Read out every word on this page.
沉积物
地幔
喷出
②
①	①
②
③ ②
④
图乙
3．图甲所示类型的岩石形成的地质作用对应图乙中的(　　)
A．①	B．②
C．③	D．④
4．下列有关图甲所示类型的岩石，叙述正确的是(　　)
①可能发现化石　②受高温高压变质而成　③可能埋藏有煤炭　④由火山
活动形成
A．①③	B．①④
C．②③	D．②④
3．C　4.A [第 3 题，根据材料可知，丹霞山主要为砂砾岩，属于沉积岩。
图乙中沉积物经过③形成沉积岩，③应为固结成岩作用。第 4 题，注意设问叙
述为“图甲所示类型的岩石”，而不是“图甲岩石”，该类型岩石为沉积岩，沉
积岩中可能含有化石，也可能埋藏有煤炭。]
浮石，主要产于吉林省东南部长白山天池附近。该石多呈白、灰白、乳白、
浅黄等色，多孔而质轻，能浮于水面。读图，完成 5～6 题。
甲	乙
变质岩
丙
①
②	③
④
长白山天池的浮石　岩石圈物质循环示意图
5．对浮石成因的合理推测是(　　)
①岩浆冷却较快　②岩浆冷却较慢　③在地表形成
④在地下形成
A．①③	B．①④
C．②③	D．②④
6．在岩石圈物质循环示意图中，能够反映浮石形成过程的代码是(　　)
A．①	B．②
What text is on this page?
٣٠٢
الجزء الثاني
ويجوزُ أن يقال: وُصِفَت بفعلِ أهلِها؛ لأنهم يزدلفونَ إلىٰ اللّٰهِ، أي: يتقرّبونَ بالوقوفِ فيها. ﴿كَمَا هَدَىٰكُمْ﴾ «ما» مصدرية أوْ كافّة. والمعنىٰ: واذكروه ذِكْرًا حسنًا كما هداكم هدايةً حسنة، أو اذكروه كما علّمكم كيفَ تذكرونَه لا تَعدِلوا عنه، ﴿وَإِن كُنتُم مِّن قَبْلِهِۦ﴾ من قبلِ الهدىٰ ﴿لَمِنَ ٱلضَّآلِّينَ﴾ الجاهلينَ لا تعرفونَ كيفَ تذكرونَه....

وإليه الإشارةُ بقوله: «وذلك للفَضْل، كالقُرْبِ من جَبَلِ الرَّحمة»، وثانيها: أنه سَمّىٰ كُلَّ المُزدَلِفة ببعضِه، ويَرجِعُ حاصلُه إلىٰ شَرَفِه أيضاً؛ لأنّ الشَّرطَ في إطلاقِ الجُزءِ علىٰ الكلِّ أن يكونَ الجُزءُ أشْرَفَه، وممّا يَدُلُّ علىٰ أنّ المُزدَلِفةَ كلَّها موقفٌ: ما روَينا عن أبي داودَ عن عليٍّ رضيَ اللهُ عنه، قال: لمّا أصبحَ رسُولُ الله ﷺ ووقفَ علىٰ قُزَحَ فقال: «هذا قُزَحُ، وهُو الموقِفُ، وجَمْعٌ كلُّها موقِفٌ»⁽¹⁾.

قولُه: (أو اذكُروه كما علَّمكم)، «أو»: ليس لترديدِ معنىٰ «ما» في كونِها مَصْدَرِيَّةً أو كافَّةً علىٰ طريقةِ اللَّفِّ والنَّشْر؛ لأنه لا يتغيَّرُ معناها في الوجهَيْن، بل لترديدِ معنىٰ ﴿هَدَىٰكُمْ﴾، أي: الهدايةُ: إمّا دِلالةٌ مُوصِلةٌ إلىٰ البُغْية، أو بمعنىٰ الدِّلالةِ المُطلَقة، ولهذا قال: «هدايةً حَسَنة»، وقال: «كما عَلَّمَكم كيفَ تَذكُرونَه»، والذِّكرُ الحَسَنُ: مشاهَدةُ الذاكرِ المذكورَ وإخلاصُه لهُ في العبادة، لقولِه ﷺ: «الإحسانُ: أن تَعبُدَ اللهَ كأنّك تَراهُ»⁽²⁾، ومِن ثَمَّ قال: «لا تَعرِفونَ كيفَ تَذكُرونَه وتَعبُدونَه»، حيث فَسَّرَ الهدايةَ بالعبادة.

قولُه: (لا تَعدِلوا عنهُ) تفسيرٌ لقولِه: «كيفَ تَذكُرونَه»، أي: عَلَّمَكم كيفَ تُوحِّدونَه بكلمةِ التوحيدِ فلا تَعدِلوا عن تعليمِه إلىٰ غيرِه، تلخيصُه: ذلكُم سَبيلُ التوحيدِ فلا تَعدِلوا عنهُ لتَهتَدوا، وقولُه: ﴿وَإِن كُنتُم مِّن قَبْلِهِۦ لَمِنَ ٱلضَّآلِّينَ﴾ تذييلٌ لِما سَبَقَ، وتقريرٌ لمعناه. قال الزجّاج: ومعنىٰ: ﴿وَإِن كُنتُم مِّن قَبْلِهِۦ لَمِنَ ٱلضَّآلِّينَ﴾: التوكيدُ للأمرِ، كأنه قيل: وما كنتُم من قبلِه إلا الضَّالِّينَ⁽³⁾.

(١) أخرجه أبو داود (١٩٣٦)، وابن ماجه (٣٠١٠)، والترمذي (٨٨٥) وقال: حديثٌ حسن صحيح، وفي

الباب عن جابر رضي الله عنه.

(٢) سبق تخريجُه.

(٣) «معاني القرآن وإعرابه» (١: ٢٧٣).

****

- Problem description
Recite the full listing above exactly.

- Task result
Read out every word on this page.
沉积物
地幔
喷出
②
①	①
②
③ ②
④
图乙
3．图甲所示类型的岩石形成的地质作用对应图乙中的(　　)
A．①	B．②
C．③	D．④
4．下列有关图甲所示类型的岩石，叙述正确的是(　　)
①可能发现化石　②受高温高压变质而成　③可能埋藏有煤炭　④由火山
活动形成
A．①③	B．①④
C．②③	D．②④
3．C　4.A [第 3 题，根据材料可知，丹霞山主要为砂砾岩，属于沉积岩。
图乙中沉积物经过③形成沉积岩，③应为固结成岩作用。第 4 题，注意设问叙
述为“图甲所示类型的岩石”，而不是“图甲岩石”，该类型岩石为沉积岩，沉
积岩中可能含有化石，也可能埋藏有煤炭。]
浮石，主要产于吉林省东南部长白山天池附近。该石多呈白、灰白、乳白、
浅黄等色，多孔而质轻，能浮于水面。读图，完成 5～6 题。
甲	乙
变质岩
丙
①
②	③
④
长白山天池的浮石　岩石圈物质循环示意图
5．对浮石成因的合理推测是(　　)
①岩浆冷却较快　②岩浆冷却较慢　③在地表形成
④在地下形成
A．①③	B．①④
C．②③	D．②④
6．在岩石圈物质循环示意图中，能够反映浮石形成过程的代码是(　　)
A．①	B．②
What text is on this page?
٣٠٢
الجزء الثاني
ويجوزُ أن يقال: وُصِفَت بفعلِ أهلِها؛ لأنهم يزدلفونَ إلىٰ اللّٰهِ، أي: يتقرّبونَ بالوقوفِ فيها. ﴿كَمَا هَدَىٰكُمْ﴾ «ما» مصدرية أوْ كافّة. والمعنىٰ: واذكروه ذِكْرًا حسنًا كما هداكم هدايةً حسنة، أو اذكروه كما علّمكم كيفَ تذكرونَه لا تَعدِلوا عنه، ﴿وَإِن كُنتُم مِّن قَبْلِهِۦ﴾ من قبلِ الهدىٰ ﴿لَمِنَ ٱلضَّآلِّينَ﴾ الجاهلينَ لا تعرفونَ كيفَ تذكرونَه....

وإليه الإشارةُ بقوله: «وذلك للفَضْل، كالقُرْبِ من جَبَلِ الرَّحمة»، وثانيها: أنه سَمّىٰ كُلَّ المُزدَلِفة ببعضِه، ويَرجِعُ حاصلُه إلىٰ شَرَفِه أيضاً؛ لأنّ الشَّرطَ في إطلاقِ الجُزءِ علىٰ الكلِّ أن يكونَ الجُزءُ أشْرَفَه، وممّا يَدُلُّ علىٰ أنّ المُزدَلِفةَ كلَّها موقفٌ: ما روَينا عن أبي داودَ عن عليٍّ رضيَ اللهُ عنه، قال: لمّا أصبحَ رسُولُ الله ﷺ ووقفَ علىٰ قُزَحَ فقال: «هذا قُزَحُ، وهُو الموقِفُ، وجَمْعٌ كلُّها موقِفٌ»⁽¹⁾.

قولُه: (أو اذكُروه كما علَّمكم)، «أو»: ليس لترديدِ معنىٰ «ما» في كونِها مَصْدَرِيَّةً أو كافَّةً علىٰ طريقةِ اللَّفِّ والنَّشْر؛ لأنه لا يتغيَّرُ معناها في الوجهَيْن، بل لترديدِ معنىٰ ﴿هَدَىٰكُمْ﴾، أي: الهدايةُ: إمّا دِلالةٌ مُوصِلةٌ إلىٰ البُغْية، أو بمعنىٰ الدِّلالةِ المُطلَقة، ولهذا قال: «هدايةً حَسَنة»، وقال: «كما عَلَّمَكم كيفَ تَذكُرونَه»، والذِّكرُ الحَسَنُ: مشاهَدةُ الذاكرِ المذكورَ وإخلاصُه لهُ في العبادة، لقولِه ﷺ: «الإحسانُ: أن تَعبُدَ اللهَ كأنّك تَراهُ»⁽²⁾، ومِن ثَمَّ قال: «لا تَعرِفونَ كيفَ تَذكُرونَه وتَعبُدونَه»، حيث فَسَّرَ الهدايةَ بالعبادة.

قولُه: (لا تَعدِلوا عنهُ) تفسيرٌ لقولِه: «كيفَ تَذكُرونَه»، أي: عَلَّمَكم كيفَ تُوحِّدونَه بكلمةِ التوحيدِ فلا تَعدِلوا عن تعليمِه إلىٰ غيرِه، تلخيصُه: ذلكُم سَبيلُ التوحيدِ فلا تَعدِلوا عنهُ لتَهتَدوا، وقولُه: ﴿وَإِن كُنتُم مِّن قَبْلِهِۦ لَمِنَ ٱلضَّآلِّينَ﴾ تذييلٌ لِما سَبَقَ، وتقريرٌ لمعناه. قال الزجّاج: ومعنىٰ: ﴿وَإِن كُنتُم مِّن قَبْلِهِۦ لَمِنَ ٱلضَّآلِّينَ﴾: التوكيدُ للأمرِ، كأنه قيل: وما كنتُم من قبلِه إلا الضَّالِّينَ⁽³⁾.

(١) أخرجه أبو داود (١٩٣٦)، وابن ماجه (٣٠١٠)، والترمذي (٨٨٥) وقال: حديثٌ حسن صحيح، وفي

الباب عن جابر رضي الله عنه.

(٢) سبق تخريجُه.

(٣) «معاني القرآن وإعرابه» (١: ٢٧٣).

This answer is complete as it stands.